Data:
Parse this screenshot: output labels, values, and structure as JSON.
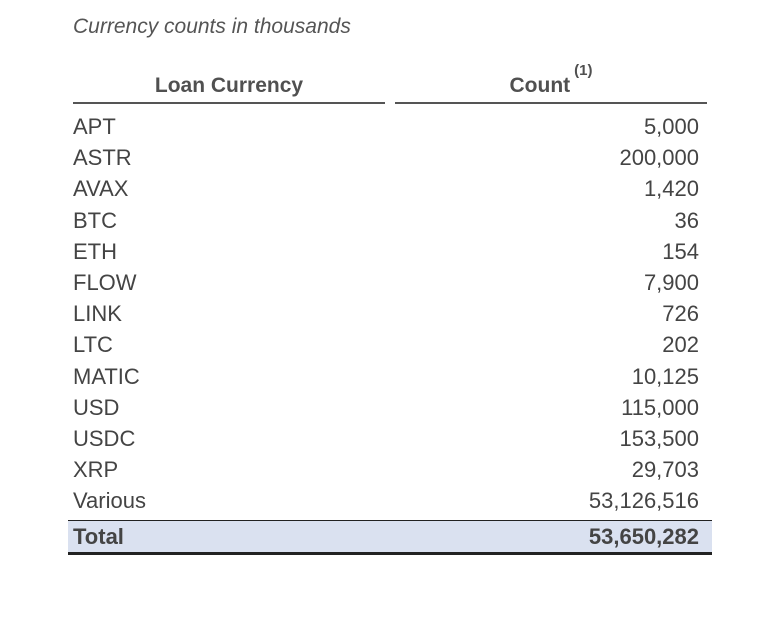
{
  "caption": "Currency counts in thousands",
  "headers": {
    "currency": "Loan Currency",
    "count": "Count",
    "count_footnote": "(1)"
  },
  "rows": [
    {
      "currency": "APT",
      "count": "5,000"
    },
    {
      "currency": "ASTR",
      "count": "200,000"
    },
    {
      "currency": "AVAX",
      "count": "1,420"
    },
    {
      "currency": "BTC",
      "count": "36"
    },
    {
      "currency": "ETH",
      "count": "154"
    },
    {
      "currency": "FLOW",
      "count": "7,900"
    },
    {
      "currency": "LINK",
      "count": "726"
    },
    {
      "currency": "LTC",
      "count": "202"
    },
    {
      "currency": "MATIC",
      "count": "10,125"
    },
    {
      "currency": "USD",
      "count": "115,000"
    },
    {
      "currency": "USDC",
      "count": "153,500"
    },
    {
      "currency": "XRP",
      "count": "29,703"
    },
    {
      "currency": "Various",
      "count": "53,126,516"
    }
  ],
  "total": {
    "label": "Total",
    "count": "53,650,282"
  },
  "colors": {
    "total_row_bg": "#dae1f0"
  }
}
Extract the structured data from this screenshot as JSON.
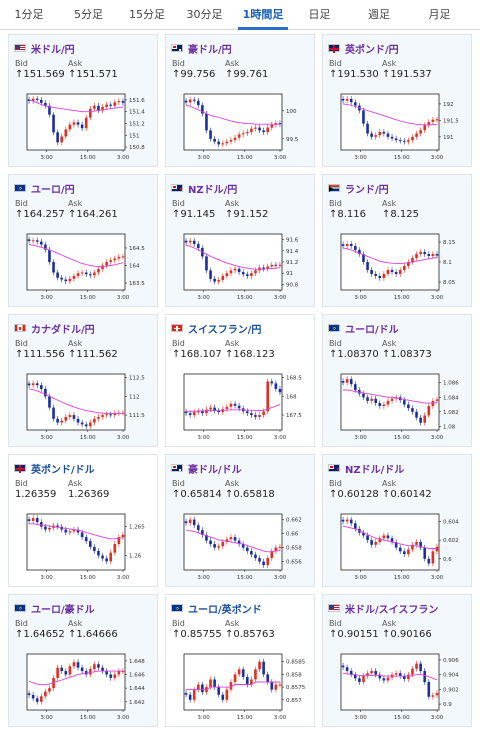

Direction:
Give back each entry exactly as it appears, with no pictures.

Exercise response:
Parse this screenshot: output labels, values, and structure as JSON.
{
  "caption": "Currency counts in thousands",
  "headers": {
    "currency": "Loan Currency",
    "count": "Count",
    "count_footnote": "(1)"
  },
  "rows": [
    {
      "currency": "APT",
      "count": "5,000"
    },
    {
      "currency": "ASTR",
      "count": "200,000"
    },
    {
      "currency": "AVAX",
      "count": "1,420"
    },
    {
      "currency": "BTC",
      "count": "36"
    },
    {
      "currency": "ETH",
      "count": "154"
    },
    {
      "currency": "FLOW",
      "count": "7,900"
    },
    {
      "currency": "LINK",
      "count": "726"
    },
    {
      "currency": "LTC",
      "count": "202"
    },
    {
      "currency": "MATIC",
      "count": "10,125"
    },
    {
      "currency": "USD",
      "count": "115,000"
    },
    {
      "currency": "USDC",
      "count": "153,500"
    },
    {
      "currency": "XRP",
      "count": "29,703"
    },
    {
      "currency": "Various",
      "count": "53,126,516"
    }
  ],
  "total": {
    "label": "Total",
    "count": "53,650,282"
  },
  "colors": {
    "total_row_bg": "#dae1f0"
  }
}
Extract the structured data from this screenshot as JSON.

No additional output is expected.